Given exercise - Scan the material and copy every line in which "skills" appears.

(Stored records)

►

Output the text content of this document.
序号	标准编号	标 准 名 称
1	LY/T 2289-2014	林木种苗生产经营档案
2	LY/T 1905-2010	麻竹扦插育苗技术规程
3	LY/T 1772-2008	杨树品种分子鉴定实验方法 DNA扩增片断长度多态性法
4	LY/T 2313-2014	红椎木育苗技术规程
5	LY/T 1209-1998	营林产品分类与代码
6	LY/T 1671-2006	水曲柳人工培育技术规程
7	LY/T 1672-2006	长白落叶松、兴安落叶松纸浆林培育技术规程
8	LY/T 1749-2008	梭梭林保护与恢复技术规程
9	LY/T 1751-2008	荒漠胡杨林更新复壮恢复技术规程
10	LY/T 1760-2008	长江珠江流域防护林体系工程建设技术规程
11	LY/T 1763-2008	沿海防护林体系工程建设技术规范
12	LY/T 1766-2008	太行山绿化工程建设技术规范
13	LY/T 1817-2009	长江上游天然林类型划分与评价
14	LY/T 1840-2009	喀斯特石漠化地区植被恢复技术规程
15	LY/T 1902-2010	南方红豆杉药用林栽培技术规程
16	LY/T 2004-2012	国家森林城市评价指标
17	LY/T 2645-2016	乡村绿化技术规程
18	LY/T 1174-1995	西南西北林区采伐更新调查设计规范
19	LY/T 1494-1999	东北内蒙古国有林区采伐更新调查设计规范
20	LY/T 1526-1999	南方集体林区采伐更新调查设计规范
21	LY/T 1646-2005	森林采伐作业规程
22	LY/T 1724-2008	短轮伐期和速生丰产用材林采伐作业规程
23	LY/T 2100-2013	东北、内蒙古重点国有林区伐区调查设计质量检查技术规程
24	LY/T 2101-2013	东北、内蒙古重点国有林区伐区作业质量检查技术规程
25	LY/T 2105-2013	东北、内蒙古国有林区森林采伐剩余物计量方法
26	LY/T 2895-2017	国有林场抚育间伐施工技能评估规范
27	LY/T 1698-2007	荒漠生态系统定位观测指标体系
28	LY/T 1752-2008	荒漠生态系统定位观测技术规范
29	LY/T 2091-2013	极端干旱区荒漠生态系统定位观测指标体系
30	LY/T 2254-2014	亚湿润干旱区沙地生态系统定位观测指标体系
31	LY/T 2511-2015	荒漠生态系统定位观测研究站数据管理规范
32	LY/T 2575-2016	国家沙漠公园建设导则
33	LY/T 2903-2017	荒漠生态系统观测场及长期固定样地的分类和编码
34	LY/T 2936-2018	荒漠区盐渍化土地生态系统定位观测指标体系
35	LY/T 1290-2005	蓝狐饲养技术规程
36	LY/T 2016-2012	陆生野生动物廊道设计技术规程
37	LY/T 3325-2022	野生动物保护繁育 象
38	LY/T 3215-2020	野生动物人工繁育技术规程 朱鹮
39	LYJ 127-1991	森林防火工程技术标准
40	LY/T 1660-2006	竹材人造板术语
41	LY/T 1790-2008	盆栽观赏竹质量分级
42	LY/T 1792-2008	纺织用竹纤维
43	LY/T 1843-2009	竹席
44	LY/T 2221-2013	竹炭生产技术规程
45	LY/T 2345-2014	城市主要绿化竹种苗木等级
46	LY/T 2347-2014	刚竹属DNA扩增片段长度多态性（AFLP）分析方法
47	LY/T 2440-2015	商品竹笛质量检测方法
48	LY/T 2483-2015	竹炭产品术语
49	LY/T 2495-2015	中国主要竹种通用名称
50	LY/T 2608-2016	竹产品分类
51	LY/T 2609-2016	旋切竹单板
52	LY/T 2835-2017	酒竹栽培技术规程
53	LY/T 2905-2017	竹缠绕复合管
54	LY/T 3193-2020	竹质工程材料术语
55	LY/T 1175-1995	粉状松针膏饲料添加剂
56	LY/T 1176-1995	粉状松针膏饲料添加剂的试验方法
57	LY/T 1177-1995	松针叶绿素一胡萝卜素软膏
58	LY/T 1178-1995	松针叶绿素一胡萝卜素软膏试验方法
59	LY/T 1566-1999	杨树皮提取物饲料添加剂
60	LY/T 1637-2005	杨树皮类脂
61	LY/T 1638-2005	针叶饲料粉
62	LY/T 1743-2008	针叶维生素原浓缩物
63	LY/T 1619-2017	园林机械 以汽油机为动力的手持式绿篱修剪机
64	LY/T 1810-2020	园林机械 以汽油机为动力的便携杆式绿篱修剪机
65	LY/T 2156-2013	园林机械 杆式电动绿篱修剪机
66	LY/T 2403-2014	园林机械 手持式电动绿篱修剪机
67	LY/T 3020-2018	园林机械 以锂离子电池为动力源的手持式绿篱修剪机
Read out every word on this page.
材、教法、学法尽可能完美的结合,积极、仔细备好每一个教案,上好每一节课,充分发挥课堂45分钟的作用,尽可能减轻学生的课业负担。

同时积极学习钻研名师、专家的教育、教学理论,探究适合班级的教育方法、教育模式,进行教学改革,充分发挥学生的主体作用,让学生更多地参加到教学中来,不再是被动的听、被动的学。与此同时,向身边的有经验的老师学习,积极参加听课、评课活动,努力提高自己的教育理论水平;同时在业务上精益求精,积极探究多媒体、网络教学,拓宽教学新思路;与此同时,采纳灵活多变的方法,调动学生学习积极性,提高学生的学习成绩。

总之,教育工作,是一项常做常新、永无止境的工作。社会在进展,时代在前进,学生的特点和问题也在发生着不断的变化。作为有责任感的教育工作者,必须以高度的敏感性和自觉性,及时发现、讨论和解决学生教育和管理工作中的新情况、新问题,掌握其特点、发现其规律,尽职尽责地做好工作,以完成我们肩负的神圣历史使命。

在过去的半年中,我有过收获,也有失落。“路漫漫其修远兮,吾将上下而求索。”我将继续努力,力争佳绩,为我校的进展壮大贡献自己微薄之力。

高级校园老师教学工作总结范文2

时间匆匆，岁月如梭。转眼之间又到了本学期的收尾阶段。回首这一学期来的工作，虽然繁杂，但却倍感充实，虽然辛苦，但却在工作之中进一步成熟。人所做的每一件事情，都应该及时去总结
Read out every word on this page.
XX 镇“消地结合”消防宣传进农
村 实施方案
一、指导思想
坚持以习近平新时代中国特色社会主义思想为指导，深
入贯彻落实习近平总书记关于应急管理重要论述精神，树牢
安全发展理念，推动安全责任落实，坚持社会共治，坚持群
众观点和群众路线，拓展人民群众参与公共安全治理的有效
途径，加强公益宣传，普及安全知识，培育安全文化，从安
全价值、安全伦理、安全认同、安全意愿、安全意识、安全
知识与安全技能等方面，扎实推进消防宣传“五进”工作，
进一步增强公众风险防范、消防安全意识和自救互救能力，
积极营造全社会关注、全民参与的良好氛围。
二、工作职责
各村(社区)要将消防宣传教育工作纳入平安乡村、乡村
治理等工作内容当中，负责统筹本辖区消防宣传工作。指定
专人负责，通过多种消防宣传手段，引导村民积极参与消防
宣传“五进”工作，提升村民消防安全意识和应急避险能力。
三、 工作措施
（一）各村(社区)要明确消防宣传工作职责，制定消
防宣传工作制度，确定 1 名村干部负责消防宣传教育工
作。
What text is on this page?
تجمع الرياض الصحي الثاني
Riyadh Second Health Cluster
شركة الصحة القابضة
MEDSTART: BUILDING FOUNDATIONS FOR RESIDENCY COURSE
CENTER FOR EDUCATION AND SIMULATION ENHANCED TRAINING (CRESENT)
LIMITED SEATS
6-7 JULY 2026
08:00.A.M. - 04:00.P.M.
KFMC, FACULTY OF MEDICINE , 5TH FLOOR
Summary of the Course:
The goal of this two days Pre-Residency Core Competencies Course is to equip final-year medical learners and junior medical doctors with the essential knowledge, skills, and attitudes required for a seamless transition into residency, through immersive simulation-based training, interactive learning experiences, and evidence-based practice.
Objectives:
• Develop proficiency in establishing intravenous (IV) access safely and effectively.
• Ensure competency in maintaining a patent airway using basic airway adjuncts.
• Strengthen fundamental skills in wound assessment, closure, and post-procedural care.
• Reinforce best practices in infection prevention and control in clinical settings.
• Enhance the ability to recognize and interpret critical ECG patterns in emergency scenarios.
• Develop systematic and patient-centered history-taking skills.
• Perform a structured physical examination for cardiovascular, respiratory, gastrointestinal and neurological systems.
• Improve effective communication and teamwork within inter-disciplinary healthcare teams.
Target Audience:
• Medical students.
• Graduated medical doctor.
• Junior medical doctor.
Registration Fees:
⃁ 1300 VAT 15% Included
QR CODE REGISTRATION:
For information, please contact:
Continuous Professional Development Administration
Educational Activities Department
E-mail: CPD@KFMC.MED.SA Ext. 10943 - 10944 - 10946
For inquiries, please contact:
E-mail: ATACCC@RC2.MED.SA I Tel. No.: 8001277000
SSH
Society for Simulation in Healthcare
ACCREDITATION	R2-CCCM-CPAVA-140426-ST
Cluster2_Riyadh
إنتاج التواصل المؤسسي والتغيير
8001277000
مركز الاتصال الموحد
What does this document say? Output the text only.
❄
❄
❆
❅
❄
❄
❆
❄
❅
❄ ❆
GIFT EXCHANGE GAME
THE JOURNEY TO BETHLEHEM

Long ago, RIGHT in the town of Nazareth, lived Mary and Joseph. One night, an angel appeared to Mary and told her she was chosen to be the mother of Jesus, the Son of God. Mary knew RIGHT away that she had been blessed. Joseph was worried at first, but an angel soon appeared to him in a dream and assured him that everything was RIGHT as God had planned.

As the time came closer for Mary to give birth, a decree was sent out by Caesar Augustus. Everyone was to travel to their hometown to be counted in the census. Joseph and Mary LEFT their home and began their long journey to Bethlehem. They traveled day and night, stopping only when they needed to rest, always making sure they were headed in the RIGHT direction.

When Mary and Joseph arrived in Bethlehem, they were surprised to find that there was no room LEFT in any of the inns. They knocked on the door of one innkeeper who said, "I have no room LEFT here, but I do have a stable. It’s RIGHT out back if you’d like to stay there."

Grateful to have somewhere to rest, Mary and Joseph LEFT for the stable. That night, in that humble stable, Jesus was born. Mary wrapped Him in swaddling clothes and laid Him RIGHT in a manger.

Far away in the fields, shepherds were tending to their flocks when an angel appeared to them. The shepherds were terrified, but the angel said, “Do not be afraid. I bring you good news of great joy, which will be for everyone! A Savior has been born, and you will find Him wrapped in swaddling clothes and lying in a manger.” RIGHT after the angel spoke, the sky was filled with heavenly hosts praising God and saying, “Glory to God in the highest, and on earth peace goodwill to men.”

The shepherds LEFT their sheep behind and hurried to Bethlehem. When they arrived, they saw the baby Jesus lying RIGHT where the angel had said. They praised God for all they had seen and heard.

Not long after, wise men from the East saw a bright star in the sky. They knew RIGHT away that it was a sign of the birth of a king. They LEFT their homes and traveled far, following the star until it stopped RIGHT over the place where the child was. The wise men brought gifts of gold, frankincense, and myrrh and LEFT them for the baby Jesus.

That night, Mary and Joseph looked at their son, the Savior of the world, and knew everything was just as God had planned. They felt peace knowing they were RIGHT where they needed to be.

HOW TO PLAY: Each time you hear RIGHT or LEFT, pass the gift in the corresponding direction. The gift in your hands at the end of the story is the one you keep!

◄

Full answer -
The goal of this two days Pre-Residency Core Competencies Course is to equip final-year medical learners and junior medical doctors with the essential knowledge, skills, and attitudes required for a seamless transition into residency, through immersive simulation-based training, interactive learning experiences, and evidence-based practice.
• Strengthen fundamental skills in wound assessment, closure, and post-procedural care.
• Develop systematic and patient-centered history-taking skills.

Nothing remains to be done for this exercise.